Tugas Latihan:
a: Ulangi bagian tulisan tentang korban gagal ginjal akut, semuanya dari "Ilustrasi: Edi Wahyono" terus sampai "tablet chlorpheniramine maleate.".
b: Lanjutkan tulisan tentang korban gagal ginjal akut mulai setelah kalimat terakhirnya.
--- Teks Bacaan ---
SPOTLIGHT
Para orang tua korban kasus gagal ginjal akut mendesak pemerintah tegas mengusut pihak yang harus bertanggung jawab. Mereka juga menuntut ganti rugi meskipun kerugian mereka tak bisa dipulihkan.
Ilustrasi: Edi Wahyono
Heru—bukan nama sebenarnya—membawa anaknya yang berusia 2 tahun ke puskesmas pada 6 Oktober 2022 karena demam. Setelah diperiksa, anaknya dibekali tiga jenis obat untuk diminum, yaitu sirup parasetamol (PT Afi Farma), tablet bromheksin, dan tablet chlorpheniramine maleate.
Tak kunjung membaik, pada 8 Oktober anaknya dibawa kembali Heru ke puskesmas untuk melakukan cek darah. Dokter menjelaskan anaknya mengalami infeksi. Akhirnya dokter memberi antibiotik, yaitu sirup Amoxicillin (PT Ifars).
--- Cuplikan Data ---
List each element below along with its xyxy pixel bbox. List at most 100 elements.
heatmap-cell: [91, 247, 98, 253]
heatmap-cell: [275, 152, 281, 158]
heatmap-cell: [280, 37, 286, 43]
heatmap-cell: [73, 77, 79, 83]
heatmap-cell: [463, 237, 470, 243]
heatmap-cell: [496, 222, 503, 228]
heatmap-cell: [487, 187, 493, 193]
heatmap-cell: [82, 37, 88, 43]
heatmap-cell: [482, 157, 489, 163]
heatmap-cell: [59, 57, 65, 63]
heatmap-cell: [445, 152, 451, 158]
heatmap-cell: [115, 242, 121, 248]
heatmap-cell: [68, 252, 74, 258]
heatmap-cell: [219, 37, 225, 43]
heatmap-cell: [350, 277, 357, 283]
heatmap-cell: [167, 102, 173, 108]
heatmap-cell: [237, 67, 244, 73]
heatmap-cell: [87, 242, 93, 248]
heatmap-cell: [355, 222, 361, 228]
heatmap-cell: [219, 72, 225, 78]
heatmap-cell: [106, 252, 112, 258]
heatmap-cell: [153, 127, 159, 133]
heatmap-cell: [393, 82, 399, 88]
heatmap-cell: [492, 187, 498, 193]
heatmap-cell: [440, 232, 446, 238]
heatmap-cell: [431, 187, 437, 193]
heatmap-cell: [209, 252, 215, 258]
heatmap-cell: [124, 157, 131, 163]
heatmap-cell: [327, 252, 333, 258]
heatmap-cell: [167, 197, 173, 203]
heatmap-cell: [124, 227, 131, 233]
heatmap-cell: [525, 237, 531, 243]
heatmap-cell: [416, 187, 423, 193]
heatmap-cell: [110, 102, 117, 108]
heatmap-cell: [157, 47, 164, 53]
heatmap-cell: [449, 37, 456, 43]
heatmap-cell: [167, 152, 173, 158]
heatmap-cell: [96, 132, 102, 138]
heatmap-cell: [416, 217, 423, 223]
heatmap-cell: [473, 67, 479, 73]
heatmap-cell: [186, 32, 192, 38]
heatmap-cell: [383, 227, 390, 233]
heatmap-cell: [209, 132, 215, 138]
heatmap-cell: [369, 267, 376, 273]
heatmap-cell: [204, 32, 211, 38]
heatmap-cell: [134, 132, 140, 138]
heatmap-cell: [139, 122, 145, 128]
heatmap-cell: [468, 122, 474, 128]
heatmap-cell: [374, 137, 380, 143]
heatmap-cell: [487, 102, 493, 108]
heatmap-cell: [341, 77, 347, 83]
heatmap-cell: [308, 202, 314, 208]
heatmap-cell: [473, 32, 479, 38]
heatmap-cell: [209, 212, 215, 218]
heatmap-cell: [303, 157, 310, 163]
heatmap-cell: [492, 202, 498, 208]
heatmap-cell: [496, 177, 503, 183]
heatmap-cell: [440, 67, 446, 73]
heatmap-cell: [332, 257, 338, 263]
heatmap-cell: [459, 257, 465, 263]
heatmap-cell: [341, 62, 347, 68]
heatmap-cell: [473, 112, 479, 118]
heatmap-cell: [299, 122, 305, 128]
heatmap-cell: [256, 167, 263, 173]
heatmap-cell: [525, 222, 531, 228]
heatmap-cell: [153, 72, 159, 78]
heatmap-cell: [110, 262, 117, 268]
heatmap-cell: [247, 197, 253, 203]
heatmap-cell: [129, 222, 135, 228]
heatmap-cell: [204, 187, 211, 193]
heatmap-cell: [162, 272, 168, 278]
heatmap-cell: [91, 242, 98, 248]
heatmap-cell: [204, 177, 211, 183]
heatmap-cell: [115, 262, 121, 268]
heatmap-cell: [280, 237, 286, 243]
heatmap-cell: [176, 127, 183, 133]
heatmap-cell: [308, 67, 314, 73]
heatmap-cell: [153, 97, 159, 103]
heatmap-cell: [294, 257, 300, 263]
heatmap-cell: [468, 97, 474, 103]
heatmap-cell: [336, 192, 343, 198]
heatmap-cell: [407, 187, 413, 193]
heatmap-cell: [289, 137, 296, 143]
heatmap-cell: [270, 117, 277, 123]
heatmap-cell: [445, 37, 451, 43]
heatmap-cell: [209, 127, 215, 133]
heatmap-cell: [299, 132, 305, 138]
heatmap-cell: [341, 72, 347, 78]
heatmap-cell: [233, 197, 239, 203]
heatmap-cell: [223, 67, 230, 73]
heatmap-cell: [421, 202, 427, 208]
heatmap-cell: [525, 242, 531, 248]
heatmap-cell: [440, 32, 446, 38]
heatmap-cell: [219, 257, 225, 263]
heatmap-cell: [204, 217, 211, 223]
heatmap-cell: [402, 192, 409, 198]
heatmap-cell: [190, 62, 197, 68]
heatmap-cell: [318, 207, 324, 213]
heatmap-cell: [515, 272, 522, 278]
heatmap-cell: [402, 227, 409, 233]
---
Jawaban Tugas:
a:
Ilustrasi: Edi Wahyono
Heru—bukan nama sebenarnya—membawa anaknya yang berusia 2 tahun ke puskesmas pada 6 Oktober 2022 karena demam. Setelah diperiksa, anaknya dibekali tiga jenis obat untuk diminum, yaitu sirup parasetamol (PT Afi Farma), tablet bromheksin, dan tablet chlorpheniramine maleate.

b:
Sore harinya ia mendapati si anak mengeluh sakit di bagian perut sebelah kiri dan kana. Keluhan itu juga disertai menurunnya nafsu makan, tidak kencing, dan sesak napas. Akhirnya, pada 9 Oktober, Heru membawa anaknya menuju Instalasi Gawat Darurat Rumah Sakit Permata Hijau. Di RS tersebut, anak Heru didiagnosis dokter mengalami gagal ginjal.
Dengan kondisi itu, anak Heru dirujuk ke Rumah Sakit Umum Pusat Nasional Dr Cipto Mangunkusumo (RSCM). Saat si anak tiba di RSCM, langsung dilakukan sejumlah pemeriksaan, termasuk tes COVID-19, yang hasilnya negatif.
“Saat itu kesadaran anak saya sudah mulai menurun,” ucap Heru saat ditemui reporter detikX.
Setelah beberapa tindakan perawatan, anaknya dibawa ke ruang Pediatric Intensive Care Unit (PICU). Di ruangan tersebut, Heru melihat sudah banyak anak lain dengan kondisi kritis.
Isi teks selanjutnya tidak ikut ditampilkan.